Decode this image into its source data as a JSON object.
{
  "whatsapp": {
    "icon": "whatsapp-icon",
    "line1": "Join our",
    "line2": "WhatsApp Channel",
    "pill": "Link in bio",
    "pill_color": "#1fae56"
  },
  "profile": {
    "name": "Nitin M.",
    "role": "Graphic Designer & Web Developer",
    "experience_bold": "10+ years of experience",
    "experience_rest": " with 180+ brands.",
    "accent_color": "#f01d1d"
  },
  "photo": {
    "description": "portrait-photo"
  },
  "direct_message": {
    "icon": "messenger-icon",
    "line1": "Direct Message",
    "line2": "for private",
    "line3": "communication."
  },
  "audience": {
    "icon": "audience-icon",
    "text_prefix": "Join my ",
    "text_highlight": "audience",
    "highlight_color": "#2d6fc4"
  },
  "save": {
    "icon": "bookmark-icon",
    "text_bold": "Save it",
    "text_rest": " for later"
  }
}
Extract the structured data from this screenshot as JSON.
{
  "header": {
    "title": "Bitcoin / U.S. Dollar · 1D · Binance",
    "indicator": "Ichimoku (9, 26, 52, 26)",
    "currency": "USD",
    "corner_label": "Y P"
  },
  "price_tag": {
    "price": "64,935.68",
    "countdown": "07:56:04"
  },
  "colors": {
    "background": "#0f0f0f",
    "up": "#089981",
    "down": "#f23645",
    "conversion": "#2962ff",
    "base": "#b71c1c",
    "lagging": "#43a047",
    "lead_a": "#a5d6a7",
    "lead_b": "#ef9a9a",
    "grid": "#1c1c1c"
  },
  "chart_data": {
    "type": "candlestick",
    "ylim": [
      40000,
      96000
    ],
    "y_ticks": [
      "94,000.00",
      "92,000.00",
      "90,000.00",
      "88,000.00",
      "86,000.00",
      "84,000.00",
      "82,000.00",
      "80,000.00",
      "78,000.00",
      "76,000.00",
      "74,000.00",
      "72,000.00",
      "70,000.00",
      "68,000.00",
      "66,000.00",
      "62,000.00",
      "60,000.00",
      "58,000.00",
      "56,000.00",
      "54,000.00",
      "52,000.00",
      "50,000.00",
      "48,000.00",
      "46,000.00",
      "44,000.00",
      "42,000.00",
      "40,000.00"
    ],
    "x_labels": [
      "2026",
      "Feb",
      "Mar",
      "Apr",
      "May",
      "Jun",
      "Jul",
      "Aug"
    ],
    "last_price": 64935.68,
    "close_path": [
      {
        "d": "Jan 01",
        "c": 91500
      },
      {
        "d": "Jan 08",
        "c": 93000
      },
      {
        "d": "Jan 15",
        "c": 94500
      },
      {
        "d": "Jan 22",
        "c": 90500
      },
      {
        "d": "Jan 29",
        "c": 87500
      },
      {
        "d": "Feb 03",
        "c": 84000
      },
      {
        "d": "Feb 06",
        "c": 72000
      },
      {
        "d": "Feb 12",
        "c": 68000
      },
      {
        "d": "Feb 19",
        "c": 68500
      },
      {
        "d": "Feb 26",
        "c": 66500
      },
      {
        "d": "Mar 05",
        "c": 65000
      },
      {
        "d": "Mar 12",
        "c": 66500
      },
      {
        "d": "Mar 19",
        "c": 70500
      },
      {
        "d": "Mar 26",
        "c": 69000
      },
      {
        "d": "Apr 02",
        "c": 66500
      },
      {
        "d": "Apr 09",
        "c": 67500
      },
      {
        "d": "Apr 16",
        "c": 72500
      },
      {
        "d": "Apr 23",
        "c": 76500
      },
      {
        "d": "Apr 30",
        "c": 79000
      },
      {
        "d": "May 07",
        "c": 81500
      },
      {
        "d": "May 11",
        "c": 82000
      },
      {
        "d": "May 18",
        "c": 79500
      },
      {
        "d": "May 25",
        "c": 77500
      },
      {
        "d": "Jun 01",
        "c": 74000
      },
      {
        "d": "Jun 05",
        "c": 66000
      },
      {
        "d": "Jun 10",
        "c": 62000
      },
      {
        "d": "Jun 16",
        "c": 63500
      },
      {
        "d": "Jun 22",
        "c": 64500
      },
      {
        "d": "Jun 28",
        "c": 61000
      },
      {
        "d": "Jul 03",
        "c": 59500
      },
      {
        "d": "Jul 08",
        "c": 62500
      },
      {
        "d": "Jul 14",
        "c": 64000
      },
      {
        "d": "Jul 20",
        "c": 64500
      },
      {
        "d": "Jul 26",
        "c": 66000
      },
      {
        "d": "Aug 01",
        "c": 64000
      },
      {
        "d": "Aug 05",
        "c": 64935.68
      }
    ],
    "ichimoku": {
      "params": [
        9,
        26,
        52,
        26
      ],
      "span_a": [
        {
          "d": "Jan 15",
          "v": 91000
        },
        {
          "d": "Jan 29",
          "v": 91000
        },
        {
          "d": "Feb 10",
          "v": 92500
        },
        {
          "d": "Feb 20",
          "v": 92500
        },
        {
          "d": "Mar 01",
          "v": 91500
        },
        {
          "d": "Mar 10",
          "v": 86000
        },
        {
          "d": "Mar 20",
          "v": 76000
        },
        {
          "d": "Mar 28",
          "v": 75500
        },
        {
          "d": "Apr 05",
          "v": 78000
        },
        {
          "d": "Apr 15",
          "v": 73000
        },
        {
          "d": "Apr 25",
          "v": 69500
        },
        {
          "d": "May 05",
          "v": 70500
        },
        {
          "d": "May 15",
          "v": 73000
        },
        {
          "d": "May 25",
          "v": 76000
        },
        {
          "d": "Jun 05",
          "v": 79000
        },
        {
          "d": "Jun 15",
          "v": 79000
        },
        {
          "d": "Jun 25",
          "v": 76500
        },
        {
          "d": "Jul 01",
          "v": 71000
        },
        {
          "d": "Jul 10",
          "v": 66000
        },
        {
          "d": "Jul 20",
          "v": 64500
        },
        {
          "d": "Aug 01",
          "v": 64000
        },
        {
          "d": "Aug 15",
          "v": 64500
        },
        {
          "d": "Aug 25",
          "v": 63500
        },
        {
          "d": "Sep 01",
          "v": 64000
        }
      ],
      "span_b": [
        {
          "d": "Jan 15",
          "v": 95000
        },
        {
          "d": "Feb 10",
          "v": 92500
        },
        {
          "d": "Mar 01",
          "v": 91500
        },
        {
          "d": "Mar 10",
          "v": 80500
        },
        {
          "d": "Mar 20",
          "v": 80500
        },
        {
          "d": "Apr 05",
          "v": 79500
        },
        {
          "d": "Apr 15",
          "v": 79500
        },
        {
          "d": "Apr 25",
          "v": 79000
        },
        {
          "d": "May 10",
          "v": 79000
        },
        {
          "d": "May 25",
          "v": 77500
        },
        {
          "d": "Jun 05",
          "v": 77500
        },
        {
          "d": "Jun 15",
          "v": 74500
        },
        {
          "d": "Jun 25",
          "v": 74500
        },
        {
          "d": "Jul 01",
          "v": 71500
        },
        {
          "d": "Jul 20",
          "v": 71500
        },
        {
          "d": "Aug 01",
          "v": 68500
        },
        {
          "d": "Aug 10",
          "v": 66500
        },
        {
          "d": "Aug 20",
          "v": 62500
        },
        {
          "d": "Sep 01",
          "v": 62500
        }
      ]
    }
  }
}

════

**Written request:** Copy each record from above exactly, and include every line.

**The response:**
Decode this image into its source data as a JSON object.
{
  "whatsapp": {
    "icon": "whatsapp-icon",
    "line1": "Join our",
    "line2": "WhatsApp Channel",
    "pill": "Link in bio",
    "pill_color": "#1fae56"
  },
  "profile": {
    "name": "Nitin M.",
    "role": "Graphic Designer & Web Developer",
    "experience_bold": "10+ years of experience",
    "experience_rest": " with 180+ brands.",
    "accent_color": "#f01d1d"
  },
  "photo": {
    "description": "portrait-photo"
  },
  "direct_message": {
    "icon": "messenger-icon",
    "line1": "Direct Message",
    "line2": "for private",
    "line3": "communication."
  },
  "audience": {
    "icon": "audience-icon",
    "text_prefix": "Join my ",
    "text_highlight": "audience",
    "highlight_color": "#2d6fc4"
  },
  "save": {
    "icon": "bookmark-icon",
    "text_bold": "Save it",
    "text_rest": " for later"
  }
}
Extract the structured data from this screenshot as JSON.
{
  "header": {
    "title": "Bitcoin / U.S. Dollar · 1D · Binance",
    "indicator": "Ichimoku (9, 26, 52, 26)",
    "currency": "USD",
    "corner_label": "Y P"
  },
  "price_tag": {
    "price": "64,935.68",
    "countdown": "07:56:04"
  },
  "colors": {
    "background": "#0f0f0f",
    "up": "#089981",
    "down": "#f23645",
    "conversion": "#2962ff",
    "base": "#b71c1c",
    "lagging": "#43a047",
    "lead_a": "#a5d6a7",
    "lead_b": "#ef9a9a",
    "grid": "#1c1c1c"
  },
  "chart_data": {
    "type": "candlestick",
    "ylim": [
      40000,
      96000
    ],
    "y_ticks": [
      "94,000.00",
      "92,000.00",
      "90,000.00",
      "88,000.00",
      "86,000.00",
      "84,000.00",
      "82,000.00",
      "80,000.00",
      "78,000.00",
      "76,000.00",
      "74,000.00",
      "72,000.00",
      "70,000.00",
      "68,000.00",
      "66,000.00",
      "62,000.00",
      "60,000.00",
      "58,000.00",
      "56,000.00",
      "54,000.00",
      "52,000.00",
      "50,000.00",
      "48,000.00",
      "46,000.00",
      "44,000.00",
      "42,000.00",
      "40,000.00"
    ],
    "x_labels": [
      "2026",
      "Feb",
      "Mar",
      "Apr",
      "May",
      "Jun",
      "Jul",
      "Aug"
    ],
    "last_price": 64935.68,
    "close_path": [
      {
        "d": "Jan 01",
        "c": 91500
      },
      {
        "d": "Jan 08",
        "c": 93000
      },
      {
        "d": "Jan 15",
        "c": 94500
      },
      {
        "d": "Jan 22",
        "c": 90500
      },
      {
        "d": "Jan 29",
        "c": 87500
      },
      {
        "d": "Feb 03",
        "c": 84000
      },
      {
        "d": "Feb 06",
        "c": 72000
      },
      {
        "d": "Feb 12",
        "c": 68000
      },
      {
        "d": "Feb 19",
        "c": 68500
      },
      {
        "d": "Feb 26",
        "c": 66500
      },
      {
        "d": "Mar 05",
        "c": 65000
      },
      {
        "d": "Mar 12",
        "c": 66500
      },
      {
        "d": "Mar 19",
        "c": 70500
      },
      {
        "d": "Mar 26",
        "c": 69000
      },
      {
        "d": "Apr 02",
        "c": 66500
      },
      {
        "d": "Apr 09",
        "c": 67500
      },
      {
        "d": "Apr 16",
        "c": 72500
      },
      {
        "d": "Apr 23",
        "c": 76500
      },
      {
        "d": "Apr 30",
        "c": 79000
      },
      {
        "d": "May 07",
        "c": 81500
      },
      {
        "d": "May 11",
        "c": 82000
      },
      {
        "d": "May 18",
        "c": 79500
      },
      {
        "d": "May 25",
        "c": 77500
      },
      {
        "d": "Jun 01",
        "c": 74000
      },
      {
        "d": "Jun 05",
        "c": 66000
      },
      {
        "d": "Jun 10",
        "c": 62000
      },
      {
        "d": "Jun 16",
        "c": 63500
      },
      {
        "d": "Jun 22",
        "c": 64500
      },
      {
        "d": "Jun 28",
        "c": 61000
      },
      {
        "d": "Jul 03",
        "c": 59500
      },
      {
        "d": "Jul 08",
        "c": 62500
      },
      {
        "d": "Jul 14",
        "c": 64000
      },
      {
        "d": "Jul 20",
        "c": 64500
      },
      {
        "d": "Jul 26",
        "c": 66000
      },
      {
        "d": "Aug 01",
        "c": 64000
      },
      {
        "d": "Aug 05",
        "c": 64935.68
      }
    ],
    "ichimoku": {
      "params": [
        9,
        26,
        52,
        26
      ],
      "span_a": [
        {
          "d": "Jan 15",
          "v": 91000
        },
        {
          "d": "Jan 29",
          "v": 91000
        },
        {
          "d": "Feb 10",
          "v": 92500
        },
        {
          "d": "Feb 20",
          "v": 92500
        },
        {
          "d": "Mar 01",
          "v": 91500
        },
        {
          "d": "Mar 10",
          "v": 86000
        },
        {
          "d": "Mar 20",
          "v": 76000
        },
        {
          "d": "Mar 28",
          "v": 75500
        },
        {
          "d": "Apr 05",
          "v": 78000
        },
        {
          "d": "Apr 15",
          "v": 73000
        },
        {
          "d": "Apr 25",
          "v": 69500
        },
        {
          "d": "May 05",
          "v": 70500
        },
        {
          "d": "May 15",
          "v": 73000
        },
        {
          "d": "May 25",
          "v": 76000
        },
        {
          "d": "Jun 05",
          "v": 79000
        },
        {
          "d": "Jun 15",
          "v": 79000
        },
        {
          "d": "Jun 25",
          "v": 76500
        },
        {
          "d": "Jul 01",
          "v": 71000
        },
        {
          "d": "Jul 10",
          "v": 66000
        },
        {
          "d": "Jul 20",
          "v": 64500
        },
        {
          "d": "Aug 01",
          "v": 64000
        },
        {
          "d": "Aug 15",
          "v": 64500
        },
        {
          "d": "Aug 25",
          "v": 63500
        },
        {
          "d": "Sep 01",
          "v": 64000
        }
      ],
      "span_b": [
        {
          "d": "Jan 15",
          "v": 95000
        },
        {
          "d": "Feb 10",
          "v": 92500
        },
        {
          "d": "Mar 01",
          "v": 91500
        },
        {
          "d": "Mar 10",
          "v": 80500
        },
        {
          "d": "Mar 20",
          "v": 80500
        },
        {
          "d": "Apr 05",
          "v": 79500
        },
        {
          "d": "Apr 15",
          "v": 79500
        },
        {
          "d": "Apr 25",
          "v": 79000
        },
        {
          "d": "May 10",
          "v": 79000
        },
        {
          "d": "May 25",
          "v": 77500
        },
        {
          "d": "Jun 05",
          "v": 77500
        },
        {
          "d": "Jun 15",
          "v": 74500
        },
        {
          "d": "Jun 25",
          "v": 74500
        },
        {
          "d": "Jul 01",
          "v": 71500
        },
        {
          "d": "Jul 20",
          "v": 71500
        },
        {
          "d": "Aug 01",
          "v": 68500
        },
        {
          "d": "Aug 10",
          "v": 66500
        },
        {
          "d": "Aug 20",
          "v": 62500
        },
        {
          "d": "Sep 01",
          "v": 62500
        }
      ]
    }
  }
}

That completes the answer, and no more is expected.